* _Material provided_:
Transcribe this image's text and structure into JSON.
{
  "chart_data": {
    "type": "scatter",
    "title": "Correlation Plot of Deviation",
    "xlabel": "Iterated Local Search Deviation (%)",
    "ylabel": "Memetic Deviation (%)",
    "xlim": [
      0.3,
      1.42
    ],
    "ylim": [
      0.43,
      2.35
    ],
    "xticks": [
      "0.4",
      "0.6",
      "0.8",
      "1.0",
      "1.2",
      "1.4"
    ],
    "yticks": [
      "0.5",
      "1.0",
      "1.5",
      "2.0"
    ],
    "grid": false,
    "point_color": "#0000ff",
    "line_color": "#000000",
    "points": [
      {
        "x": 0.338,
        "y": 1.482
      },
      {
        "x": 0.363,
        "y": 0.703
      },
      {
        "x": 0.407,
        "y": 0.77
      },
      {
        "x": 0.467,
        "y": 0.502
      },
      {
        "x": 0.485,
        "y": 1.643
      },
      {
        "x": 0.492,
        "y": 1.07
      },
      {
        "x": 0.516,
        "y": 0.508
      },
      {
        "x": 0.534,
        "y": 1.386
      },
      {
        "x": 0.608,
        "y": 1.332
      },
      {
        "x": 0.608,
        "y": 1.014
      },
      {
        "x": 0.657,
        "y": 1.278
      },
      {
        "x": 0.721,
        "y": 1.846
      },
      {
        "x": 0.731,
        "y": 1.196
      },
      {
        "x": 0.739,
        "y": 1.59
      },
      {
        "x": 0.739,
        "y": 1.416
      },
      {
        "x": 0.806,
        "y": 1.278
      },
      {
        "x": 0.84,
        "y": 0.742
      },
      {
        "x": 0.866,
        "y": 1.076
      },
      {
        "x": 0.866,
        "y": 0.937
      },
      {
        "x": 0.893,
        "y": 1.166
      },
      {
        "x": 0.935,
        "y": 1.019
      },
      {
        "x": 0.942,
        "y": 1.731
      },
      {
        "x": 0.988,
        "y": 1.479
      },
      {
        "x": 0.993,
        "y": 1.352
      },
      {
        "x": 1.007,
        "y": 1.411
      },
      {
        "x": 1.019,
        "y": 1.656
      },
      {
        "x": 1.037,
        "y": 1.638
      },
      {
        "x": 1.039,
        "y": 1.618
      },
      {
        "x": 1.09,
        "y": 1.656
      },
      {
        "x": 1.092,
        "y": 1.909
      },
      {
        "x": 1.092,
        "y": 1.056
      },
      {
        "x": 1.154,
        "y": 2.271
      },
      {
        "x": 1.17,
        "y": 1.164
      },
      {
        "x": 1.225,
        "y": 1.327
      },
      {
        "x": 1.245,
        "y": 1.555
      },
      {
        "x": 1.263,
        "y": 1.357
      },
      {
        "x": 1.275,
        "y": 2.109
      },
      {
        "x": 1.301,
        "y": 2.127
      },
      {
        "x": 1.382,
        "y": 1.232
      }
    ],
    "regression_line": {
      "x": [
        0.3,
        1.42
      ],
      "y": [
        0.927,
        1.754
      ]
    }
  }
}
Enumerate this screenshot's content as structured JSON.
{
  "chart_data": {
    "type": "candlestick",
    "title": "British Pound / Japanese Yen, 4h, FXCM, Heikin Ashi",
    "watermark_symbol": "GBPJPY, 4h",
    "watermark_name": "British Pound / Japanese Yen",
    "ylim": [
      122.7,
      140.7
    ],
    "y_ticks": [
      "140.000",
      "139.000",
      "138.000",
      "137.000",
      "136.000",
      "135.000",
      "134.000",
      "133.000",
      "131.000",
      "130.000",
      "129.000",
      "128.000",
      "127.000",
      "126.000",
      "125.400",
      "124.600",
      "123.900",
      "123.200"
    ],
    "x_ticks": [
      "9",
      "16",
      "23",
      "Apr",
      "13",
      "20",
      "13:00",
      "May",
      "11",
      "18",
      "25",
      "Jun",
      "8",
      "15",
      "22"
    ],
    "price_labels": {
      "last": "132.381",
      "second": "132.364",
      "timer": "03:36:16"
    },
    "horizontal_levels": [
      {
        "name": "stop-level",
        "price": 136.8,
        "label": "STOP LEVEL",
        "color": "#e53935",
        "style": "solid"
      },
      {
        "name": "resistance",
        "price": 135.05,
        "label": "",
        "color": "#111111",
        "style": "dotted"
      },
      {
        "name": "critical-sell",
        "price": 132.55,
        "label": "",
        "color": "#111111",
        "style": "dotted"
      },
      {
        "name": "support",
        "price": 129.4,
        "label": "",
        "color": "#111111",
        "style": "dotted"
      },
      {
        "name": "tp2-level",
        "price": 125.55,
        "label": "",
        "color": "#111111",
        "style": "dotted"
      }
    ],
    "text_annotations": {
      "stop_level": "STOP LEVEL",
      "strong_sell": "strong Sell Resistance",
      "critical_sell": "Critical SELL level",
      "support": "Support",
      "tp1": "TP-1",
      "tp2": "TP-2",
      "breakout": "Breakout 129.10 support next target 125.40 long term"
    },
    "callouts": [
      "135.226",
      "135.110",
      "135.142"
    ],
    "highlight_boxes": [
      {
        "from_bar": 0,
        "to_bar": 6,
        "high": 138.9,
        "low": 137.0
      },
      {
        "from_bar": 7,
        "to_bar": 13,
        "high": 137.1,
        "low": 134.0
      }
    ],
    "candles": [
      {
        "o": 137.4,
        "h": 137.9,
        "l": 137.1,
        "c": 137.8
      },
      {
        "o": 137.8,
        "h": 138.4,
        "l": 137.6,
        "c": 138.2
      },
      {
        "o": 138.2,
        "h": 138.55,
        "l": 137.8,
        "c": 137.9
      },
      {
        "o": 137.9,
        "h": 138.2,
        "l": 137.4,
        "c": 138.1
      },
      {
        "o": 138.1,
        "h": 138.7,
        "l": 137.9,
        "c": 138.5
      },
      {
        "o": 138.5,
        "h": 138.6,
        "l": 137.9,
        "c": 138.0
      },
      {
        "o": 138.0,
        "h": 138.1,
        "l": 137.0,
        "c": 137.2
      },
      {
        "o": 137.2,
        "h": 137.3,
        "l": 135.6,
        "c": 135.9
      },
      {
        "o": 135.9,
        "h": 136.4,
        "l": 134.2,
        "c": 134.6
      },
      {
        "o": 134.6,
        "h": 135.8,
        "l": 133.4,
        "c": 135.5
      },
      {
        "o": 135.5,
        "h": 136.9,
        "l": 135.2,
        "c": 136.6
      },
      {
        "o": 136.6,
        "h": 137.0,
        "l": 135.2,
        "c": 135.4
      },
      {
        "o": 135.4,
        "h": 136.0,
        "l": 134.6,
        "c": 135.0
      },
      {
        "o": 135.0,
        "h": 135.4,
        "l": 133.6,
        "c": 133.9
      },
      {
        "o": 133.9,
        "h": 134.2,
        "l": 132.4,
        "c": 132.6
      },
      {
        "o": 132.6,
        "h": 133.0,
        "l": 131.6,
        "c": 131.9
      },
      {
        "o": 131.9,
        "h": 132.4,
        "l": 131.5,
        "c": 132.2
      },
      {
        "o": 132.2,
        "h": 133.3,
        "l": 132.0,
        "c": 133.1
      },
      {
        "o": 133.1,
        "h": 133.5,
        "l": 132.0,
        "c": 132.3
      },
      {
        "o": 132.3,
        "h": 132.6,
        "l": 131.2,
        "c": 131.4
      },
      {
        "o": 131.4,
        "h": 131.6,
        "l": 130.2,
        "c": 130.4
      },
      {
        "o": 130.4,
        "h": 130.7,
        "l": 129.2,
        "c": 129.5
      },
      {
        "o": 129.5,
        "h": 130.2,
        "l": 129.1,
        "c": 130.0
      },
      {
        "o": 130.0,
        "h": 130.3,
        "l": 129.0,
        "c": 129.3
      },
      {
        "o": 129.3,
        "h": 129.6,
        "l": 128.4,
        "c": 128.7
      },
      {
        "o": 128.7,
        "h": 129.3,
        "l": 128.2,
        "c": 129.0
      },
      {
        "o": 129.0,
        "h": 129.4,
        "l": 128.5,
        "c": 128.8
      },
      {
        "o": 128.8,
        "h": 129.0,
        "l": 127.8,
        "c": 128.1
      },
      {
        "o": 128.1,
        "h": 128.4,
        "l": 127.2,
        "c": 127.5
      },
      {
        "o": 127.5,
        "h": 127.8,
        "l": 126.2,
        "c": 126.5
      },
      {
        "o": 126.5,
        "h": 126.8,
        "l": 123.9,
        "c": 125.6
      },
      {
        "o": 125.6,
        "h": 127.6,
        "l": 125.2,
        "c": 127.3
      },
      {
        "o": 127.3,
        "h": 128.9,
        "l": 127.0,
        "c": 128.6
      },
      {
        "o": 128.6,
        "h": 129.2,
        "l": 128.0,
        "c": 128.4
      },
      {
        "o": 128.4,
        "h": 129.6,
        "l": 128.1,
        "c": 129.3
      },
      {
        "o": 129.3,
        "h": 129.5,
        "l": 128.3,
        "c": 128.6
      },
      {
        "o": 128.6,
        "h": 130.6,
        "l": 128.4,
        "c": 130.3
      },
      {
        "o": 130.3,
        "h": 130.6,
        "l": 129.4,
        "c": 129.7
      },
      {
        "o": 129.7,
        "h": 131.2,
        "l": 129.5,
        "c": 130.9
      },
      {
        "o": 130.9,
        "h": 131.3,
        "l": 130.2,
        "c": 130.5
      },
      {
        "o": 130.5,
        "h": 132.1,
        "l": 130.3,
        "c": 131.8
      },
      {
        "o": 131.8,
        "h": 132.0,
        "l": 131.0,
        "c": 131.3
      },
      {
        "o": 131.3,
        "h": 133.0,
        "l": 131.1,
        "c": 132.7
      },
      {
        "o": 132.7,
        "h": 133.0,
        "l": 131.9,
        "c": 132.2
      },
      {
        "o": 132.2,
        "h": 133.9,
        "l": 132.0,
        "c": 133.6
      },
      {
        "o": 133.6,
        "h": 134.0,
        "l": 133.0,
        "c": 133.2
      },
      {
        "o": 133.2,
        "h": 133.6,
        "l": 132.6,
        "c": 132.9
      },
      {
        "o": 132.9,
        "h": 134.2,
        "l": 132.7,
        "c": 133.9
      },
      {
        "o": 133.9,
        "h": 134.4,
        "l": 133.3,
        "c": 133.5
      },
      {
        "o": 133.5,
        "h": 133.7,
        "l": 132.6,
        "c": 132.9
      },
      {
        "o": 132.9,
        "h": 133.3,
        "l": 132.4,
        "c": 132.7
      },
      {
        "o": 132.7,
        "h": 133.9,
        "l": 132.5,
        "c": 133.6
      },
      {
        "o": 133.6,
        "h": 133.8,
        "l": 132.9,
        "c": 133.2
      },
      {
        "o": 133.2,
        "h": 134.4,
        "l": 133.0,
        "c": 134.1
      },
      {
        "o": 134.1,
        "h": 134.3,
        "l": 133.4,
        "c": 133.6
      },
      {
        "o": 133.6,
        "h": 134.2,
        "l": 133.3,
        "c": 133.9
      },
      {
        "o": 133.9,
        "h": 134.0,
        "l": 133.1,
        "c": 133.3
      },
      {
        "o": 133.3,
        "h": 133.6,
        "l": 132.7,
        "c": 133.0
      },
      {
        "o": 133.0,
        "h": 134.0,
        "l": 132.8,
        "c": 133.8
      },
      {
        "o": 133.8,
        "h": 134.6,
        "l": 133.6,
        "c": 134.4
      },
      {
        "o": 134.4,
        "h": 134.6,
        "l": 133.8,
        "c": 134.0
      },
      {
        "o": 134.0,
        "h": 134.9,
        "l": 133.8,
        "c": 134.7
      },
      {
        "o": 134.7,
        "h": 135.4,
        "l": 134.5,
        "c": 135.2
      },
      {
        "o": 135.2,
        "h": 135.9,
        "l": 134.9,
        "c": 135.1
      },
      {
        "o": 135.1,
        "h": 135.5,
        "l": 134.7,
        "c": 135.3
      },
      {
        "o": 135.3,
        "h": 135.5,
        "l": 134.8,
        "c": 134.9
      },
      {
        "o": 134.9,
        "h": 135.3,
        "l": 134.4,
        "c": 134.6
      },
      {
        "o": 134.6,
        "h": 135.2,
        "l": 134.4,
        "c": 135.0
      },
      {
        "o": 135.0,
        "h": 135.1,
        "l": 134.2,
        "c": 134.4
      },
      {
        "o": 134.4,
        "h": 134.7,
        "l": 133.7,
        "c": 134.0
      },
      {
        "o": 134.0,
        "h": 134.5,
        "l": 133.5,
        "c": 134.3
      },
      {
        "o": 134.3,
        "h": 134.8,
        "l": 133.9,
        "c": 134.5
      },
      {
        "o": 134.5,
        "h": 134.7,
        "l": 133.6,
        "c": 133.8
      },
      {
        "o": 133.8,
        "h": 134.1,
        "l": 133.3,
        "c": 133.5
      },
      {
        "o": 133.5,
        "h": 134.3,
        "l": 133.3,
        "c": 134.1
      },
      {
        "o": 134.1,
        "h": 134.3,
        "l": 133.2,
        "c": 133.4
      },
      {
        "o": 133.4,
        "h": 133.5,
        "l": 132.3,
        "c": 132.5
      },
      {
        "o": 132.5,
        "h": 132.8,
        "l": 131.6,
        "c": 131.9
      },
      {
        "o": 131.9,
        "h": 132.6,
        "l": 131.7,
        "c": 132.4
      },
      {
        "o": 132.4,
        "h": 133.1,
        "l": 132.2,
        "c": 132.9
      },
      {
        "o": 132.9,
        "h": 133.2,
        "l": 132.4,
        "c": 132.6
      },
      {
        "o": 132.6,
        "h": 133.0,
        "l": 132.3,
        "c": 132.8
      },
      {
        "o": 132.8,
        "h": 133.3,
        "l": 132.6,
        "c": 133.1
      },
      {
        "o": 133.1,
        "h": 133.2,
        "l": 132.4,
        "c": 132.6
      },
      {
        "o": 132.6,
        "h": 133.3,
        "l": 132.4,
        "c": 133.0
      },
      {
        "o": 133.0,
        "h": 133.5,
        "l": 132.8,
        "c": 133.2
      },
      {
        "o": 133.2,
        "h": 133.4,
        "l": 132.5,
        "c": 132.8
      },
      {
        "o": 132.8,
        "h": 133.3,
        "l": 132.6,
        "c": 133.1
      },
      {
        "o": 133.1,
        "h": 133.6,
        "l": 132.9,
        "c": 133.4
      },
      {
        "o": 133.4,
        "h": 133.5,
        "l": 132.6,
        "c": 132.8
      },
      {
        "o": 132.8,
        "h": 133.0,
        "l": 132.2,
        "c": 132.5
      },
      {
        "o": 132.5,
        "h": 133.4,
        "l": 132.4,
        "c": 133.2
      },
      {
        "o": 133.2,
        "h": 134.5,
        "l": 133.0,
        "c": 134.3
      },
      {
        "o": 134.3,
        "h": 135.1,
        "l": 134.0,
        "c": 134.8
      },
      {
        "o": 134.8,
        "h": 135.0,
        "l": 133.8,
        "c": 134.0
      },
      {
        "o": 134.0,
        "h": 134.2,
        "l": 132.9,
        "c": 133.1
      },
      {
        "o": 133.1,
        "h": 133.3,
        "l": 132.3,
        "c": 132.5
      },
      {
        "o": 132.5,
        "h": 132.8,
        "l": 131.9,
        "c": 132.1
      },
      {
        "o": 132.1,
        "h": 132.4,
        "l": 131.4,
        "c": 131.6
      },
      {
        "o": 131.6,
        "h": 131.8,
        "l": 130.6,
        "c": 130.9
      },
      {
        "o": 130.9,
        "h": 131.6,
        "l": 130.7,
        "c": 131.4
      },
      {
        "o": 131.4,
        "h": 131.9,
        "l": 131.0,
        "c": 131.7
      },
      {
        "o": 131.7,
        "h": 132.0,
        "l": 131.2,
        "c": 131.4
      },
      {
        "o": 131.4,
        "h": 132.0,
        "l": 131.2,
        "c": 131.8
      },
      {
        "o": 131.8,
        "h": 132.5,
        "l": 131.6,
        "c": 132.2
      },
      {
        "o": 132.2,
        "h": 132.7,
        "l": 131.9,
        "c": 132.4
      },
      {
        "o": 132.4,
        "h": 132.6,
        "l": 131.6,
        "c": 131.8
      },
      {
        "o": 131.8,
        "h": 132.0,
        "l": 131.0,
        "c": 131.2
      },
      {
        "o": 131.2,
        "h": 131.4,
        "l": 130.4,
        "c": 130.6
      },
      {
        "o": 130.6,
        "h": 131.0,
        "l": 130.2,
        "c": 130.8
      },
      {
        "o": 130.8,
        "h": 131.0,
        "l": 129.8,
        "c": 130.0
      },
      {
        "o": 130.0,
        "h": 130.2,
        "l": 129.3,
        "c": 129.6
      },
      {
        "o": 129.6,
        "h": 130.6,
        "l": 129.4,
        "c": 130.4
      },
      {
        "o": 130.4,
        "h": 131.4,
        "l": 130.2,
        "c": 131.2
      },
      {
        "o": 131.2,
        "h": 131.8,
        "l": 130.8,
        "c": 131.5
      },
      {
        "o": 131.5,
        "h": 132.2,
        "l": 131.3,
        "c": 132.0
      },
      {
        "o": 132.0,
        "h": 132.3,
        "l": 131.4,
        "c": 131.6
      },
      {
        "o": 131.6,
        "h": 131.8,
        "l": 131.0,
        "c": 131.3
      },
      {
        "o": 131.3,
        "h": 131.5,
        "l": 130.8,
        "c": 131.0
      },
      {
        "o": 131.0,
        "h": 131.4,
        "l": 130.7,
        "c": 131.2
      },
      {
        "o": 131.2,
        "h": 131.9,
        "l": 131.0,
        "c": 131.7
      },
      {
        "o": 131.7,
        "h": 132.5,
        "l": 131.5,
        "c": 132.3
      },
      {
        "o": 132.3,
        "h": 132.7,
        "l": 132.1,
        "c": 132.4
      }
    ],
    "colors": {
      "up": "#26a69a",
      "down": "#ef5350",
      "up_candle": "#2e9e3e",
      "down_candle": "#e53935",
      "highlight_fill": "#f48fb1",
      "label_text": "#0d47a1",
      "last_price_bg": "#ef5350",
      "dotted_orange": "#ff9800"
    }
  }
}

* _Set exercise_:
Looking at the records above, report how many lines contain the word "JSON". Answer with the number only.

* _Response_:
2